[Stated problem]: Look through the listing below and give the number of lines that hold "Research". Say nothing more.
*****
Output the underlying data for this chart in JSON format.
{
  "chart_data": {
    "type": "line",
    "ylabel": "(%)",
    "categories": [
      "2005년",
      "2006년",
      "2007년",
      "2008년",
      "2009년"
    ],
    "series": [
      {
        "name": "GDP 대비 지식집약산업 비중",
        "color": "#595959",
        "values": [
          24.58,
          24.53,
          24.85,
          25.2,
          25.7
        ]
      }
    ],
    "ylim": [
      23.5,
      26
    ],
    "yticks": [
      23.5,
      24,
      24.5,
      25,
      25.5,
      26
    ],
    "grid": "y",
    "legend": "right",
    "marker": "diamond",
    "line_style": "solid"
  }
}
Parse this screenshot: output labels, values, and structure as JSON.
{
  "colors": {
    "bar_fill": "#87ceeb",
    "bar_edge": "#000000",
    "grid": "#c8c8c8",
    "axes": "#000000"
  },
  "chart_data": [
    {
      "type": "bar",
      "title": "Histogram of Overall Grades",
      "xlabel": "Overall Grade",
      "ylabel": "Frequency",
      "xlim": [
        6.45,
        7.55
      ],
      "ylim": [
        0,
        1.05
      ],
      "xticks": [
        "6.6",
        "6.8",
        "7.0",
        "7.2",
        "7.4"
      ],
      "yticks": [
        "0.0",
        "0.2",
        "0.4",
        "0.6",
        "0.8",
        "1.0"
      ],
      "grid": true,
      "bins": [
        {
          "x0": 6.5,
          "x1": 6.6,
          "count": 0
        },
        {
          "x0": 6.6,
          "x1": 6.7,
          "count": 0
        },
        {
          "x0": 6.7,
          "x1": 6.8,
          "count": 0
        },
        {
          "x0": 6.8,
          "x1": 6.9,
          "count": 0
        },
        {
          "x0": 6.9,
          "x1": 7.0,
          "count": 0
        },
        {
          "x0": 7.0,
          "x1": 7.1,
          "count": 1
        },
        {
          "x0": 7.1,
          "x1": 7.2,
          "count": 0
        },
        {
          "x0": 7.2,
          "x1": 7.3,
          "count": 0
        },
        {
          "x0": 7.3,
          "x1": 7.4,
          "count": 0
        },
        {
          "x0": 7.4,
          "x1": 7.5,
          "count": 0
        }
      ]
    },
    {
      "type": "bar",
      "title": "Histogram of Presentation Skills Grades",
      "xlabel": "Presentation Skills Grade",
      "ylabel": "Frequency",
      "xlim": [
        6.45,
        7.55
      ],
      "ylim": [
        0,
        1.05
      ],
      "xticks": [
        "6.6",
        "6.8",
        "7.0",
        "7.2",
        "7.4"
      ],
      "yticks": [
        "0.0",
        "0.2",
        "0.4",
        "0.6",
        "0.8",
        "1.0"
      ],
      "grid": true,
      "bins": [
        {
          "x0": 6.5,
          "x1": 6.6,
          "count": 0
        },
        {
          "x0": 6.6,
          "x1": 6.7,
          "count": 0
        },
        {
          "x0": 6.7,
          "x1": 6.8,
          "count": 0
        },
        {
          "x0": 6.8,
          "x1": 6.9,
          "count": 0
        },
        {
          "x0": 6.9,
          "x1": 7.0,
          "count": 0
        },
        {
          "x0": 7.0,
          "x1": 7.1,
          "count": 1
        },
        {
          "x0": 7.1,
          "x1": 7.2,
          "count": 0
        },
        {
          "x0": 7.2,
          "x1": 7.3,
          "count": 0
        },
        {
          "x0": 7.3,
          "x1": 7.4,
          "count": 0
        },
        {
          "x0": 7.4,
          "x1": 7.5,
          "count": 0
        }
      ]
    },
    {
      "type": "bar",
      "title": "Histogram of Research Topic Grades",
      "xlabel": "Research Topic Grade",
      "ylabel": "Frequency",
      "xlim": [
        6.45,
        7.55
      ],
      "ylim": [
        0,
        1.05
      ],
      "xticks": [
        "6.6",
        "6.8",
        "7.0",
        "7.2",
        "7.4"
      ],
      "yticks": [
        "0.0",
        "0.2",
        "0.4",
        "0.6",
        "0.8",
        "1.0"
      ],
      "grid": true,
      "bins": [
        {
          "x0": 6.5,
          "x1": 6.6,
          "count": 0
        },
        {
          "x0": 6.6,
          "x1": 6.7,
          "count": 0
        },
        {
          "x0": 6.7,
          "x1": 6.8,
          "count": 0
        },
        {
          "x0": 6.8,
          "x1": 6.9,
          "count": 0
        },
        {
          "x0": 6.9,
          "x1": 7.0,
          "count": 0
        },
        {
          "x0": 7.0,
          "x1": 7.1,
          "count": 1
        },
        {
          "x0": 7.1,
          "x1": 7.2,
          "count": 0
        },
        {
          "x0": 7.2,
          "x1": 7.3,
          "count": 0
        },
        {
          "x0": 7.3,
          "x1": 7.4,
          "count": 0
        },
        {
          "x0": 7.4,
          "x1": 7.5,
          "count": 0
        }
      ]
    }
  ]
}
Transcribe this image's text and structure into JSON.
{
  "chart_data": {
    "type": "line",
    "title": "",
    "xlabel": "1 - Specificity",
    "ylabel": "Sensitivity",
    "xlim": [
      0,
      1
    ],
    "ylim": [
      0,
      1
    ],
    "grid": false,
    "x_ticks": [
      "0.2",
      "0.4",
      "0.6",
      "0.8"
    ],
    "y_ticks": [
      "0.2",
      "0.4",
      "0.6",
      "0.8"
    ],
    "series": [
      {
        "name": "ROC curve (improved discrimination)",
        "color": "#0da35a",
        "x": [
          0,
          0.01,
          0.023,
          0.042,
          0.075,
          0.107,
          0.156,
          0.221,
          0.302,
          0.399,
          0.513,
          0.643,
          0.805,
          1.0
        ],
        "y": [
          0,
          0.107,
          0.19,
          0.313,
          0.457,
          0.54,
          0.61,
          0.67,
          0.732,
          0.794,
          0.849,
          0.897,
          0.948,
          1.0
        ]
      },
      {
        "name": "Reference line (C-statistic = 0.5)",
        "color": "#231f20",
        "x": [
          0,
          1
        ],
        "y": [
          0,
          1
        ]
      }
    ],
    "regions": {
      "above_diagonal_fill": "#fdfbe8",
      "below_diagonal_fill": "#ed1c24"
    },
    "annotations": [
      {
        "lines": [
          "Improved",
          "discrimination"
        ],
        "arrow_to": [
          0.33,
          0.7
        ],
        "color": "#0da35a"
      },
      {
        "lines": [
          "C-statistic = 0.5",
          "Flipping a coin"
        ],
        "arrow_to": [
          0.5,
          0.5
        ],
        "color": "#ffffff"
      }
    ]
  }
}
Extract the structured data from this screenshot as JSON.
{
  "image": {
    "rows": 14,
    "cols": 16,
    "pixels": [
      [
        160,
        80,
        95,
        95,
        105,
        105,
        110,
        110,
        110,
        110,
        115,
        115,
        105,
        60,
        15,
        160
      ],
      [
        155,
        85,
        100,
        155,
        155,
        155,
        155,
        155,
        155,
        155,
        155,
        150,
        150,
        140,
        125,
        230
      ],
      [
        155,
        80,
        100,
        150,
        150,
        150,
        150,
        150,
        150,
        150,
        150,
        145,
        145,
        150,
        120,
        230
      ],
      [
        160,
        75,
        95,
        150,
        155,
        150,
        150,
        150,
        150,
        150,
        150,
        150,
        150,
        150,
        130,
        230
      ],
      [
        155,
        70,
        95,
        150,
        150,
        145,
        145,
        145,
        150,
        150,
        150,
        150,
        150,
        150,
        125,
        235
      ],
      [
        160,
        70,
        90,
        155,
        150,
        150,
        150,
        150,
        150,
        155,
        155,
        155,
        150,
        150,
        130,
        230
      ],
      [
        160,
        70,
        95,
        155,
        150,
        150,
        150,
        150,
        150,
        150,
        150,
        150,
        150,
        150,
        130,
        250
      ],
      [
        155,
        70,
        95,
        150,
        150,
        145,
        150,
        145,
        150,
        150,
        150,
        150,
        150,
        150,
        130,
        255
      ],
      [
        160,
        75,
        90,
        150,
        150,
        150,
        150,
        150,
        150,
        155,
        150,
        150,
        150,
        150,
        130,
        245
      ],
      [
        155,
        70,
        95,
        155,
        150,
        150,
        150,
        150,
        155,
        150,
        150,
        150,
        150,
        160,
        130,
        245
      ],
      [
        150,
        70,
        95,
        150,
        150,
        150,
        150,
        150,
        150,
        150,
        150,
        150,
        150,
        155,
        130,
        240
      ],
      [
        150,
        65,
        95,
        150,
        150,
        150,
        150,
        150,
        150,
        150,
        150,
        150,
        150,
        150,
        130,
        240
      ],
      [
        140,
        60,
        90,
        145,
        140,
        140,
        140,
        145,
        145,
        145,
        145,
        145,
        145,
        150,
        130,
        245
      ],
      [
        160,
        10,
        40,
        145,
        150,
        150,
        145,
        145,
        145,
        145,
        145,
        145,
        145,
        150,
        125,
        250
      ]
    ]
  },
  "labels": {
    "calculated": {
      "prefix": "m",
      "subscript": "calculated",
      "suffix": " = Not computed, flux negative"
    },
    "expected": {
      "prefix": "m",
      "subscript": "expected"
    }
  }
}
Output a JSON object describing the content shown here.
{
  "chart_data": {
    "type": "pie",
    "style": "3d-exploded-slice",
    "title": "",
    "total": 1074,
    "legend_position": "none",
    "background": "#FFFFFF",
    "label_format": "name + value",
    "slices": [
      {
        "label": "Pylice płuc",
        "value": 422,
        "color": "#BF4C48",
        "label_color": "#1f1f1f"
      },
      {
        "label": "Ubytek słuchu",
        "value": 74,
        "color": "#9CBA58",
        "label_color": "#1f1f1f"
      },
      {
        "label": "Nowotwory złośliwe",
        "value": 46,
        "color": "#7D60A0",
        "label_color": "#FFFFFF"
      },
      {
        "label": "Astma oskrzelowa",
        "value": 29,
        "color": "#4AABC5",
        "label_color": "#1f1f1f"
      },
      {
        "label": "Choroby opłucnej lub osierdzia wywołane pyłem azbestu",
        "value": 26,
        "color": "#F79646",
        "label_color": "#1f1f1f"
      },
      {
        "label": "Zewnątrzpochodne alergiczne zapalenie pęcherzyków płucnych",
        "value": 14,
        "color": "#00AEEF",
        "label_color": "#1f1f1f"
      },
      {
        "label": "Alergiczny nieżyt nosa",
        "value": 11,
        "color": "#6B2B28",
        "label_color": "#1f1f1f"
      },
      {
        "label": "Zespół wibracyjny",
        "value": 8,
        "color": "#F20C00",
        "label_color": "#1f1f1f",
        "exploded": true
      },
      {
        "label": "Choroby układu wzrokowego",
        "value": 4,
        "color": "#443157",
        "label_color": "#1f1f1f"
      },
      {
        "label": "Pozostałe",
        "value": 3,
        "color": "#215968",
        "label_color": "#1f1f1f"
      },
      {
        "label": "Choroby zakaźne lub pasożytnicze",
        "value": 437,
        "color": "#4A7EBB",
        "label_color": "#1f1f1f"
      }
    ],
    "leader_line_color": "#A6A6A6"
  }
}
*****
[Task output]: 2